* _Records_
=======

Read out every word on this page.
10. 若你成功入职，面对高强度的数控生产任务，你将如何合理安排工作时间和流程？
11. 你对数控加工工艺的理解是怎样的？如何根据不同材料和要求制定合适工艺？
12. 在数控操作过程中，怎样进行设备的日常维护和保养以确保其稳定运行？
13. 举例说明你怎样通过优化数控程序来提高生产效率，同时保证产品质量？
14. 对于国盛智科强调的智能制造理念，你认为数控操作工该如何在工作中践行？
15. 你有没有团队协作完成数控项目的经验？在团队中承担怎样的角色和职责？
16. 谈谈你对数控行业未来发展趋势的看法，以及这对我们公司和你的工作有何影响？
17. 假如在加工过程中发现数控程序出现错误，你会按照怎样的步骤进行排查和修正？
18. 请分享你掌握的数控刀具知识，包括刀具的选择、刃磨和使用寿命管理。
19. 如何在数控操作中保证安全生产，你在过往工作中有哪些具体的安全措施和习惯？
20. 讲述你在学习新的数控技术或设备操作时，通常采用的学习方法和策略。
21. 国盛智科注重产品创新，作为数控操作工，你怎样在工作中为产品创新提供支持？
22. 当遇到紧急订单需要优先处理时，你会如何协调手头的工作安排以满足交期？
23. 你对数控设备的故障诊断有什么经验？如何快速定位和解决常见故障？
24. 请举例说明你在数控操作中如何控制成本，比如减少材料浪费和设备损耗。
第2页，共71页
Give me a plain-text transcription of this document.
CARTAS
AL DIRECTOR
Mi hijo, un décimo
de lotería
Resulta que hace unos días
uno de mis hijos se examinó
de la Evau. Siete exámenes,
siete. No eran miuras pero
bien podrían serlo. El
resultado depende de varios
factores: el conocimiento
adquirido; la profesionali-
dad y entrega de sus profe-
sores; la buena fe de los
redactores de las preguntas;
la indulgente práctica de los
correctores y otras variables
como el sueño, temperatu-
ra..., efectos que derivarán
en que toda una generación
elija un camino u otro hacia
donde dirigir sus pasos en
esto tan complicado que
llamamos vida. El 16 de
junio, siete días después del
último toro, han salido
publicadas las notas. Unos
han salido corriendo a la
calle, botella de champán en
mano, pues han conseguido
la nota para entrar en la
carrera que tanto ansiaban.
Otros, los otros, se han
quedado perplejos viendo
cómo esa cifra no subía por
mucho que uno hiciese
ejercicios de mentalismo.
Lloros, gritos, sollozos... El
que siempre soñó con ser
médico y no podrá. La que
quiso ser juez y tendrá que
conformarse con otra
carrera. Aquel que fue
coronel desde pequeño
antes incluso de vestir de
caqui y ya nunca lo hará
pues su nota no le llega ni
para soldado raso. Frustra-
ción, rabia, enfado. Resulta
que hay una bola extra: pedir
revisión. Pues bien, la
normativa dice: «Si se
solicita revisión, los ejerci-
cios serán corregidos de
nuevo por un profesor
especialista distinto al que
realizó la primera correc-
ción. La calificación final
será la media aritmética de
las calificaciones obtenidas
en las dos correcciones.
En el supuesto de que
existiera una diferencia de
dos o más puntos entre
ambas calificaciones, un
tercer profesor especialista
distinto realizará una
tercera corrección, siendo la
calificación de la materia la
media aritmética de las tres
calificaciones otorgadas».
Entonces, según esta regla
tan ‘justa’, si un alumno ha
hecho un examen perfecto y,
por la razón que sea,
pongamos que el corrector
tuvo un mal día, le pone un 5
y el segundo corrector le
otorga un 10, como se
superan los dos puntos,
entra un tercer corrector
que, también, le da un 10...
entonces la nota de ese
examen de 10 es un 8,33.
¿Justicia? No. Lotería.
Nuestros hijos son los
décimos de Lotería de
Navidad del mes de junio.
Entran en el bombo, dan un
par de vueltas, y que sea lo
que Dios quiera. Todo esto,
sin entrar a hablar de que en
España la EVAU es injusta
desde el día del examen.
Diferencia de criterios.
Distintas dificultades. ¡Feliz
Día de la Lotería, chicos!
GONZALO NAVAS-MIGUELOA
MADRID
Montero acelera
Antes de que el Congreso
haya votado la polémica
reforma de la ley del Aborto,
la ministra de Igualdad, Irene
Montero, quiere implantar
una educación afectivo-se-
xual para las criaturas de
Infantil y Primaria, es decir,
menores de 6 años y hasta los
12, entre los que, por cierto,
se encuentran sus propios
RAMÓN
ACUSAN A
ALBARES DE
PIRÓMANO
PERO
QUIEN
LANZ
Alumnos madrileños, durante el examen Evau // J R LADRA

=======

* _EXERCISE_
Note each line of the entries that has "media" in it, and copy those lines.

* _FINAL RESULT_
será la media aritmética de
media aritmética de las tres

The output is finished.